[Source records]
☆ ☆ ☆

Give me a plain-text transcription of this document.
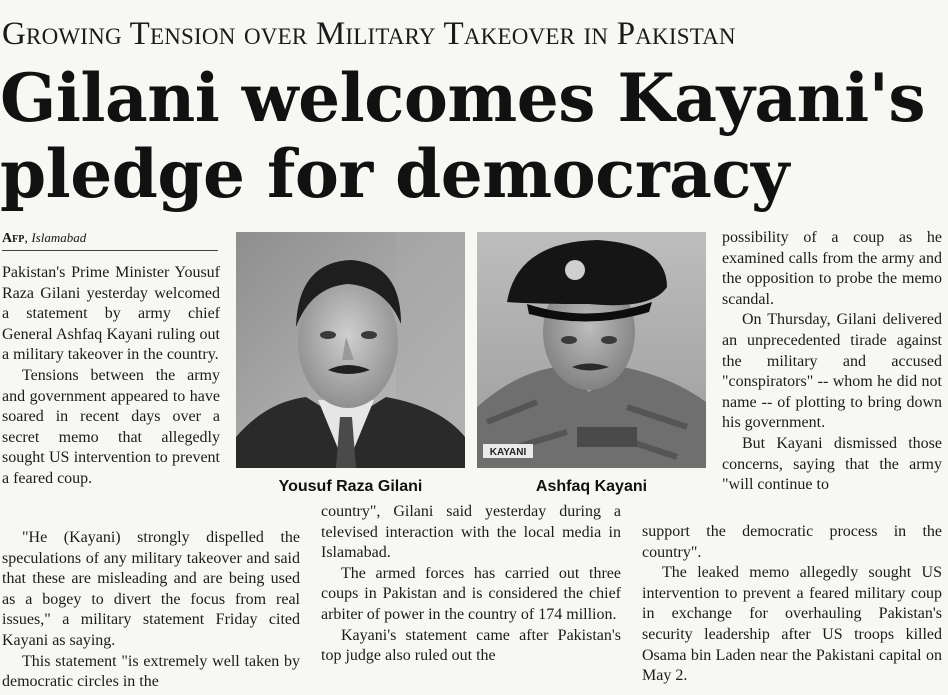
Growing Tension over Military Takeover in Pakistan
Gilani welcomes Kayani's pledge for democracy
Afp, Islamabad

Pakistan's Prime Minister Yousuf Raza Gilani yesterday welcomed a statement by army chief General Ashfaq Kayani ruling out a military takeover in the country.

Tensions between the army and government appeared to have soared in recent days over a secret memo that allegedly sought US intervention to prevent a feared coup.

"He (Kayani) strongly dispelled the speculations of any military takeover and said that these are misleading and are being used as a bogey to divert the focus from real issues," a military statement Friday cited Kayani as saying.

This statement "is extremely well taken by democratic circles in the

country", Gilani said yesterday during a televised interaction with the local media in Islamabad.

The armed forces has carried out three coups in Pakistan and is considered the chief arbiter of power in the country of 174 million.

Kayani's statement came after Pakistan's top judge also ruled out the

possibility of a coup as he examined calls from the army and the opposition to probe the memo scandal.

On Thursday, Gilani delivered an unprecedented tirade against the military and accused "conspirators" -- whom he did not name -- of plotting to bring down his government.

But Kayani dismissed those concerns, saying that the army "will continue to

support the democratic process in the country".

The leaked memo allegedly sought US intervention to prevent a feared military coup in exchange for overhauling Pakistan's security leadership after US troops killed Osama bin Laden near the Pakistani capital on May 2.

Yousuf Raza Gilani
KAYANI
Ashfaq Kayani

☆ ☆ ☆

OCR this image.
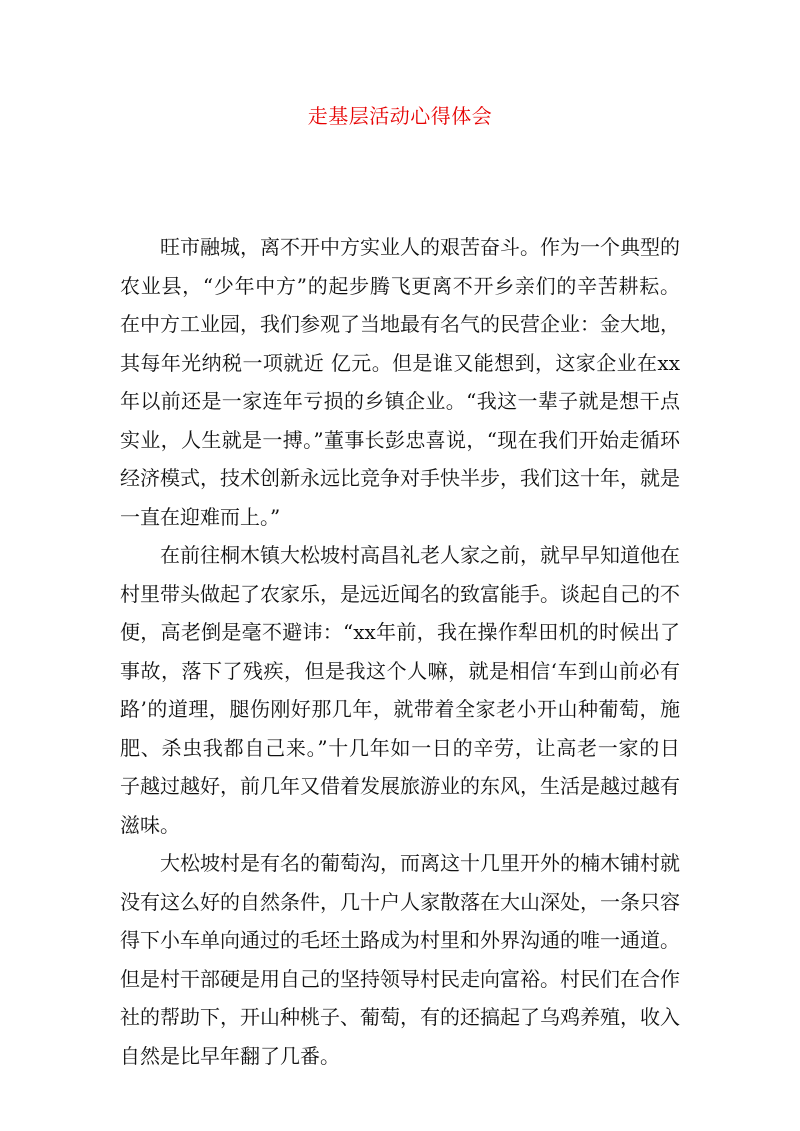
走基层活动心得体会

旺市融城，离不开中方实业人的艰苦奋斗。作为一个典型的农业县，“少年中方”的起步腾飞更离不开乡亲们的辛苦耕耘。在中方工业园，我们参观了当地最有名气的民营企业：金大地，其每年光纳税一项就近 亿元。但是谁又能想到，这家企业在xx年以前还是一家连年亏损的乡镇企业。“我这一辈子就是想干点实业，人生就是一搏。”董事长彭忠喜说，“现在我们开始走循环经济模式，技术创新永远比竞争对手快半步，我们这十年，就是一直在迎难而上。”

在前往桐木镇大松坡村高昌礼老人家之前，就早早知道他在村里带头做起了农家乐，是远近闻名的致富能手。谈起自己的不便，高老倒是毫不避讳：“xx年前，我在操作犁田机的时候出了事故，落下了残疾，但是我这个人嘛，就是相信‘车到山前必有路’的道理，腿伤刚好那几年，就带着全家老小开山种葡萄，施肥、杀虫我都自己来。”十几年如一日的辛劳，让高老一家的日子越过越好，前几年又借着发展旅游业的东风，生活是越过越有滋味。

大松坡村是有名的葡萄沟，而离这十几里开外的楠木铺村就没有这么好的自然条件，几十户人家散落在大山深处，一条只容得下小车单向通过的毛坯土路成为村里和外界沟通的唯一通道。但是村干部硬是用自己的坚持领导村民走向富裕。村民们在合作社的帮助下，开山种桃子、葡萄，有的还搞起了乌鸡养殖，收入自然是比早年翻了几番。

☆ ☆ ☆

## REQUEST
In the records, locate each line holding the string "allegedly" and copy it.

## WORKED ANSWER
Tensions between the army and government appeared to have soared in recent days over a secret memo that allegedly sought US intervention to prevent a feared coup.
The leaked memo allegedly sought US intervention to prevent a feared military coup in exchange for overhauling Pakistan's security leadership after US troops killed Osama bin Laden near the Pakistani capital on May 2.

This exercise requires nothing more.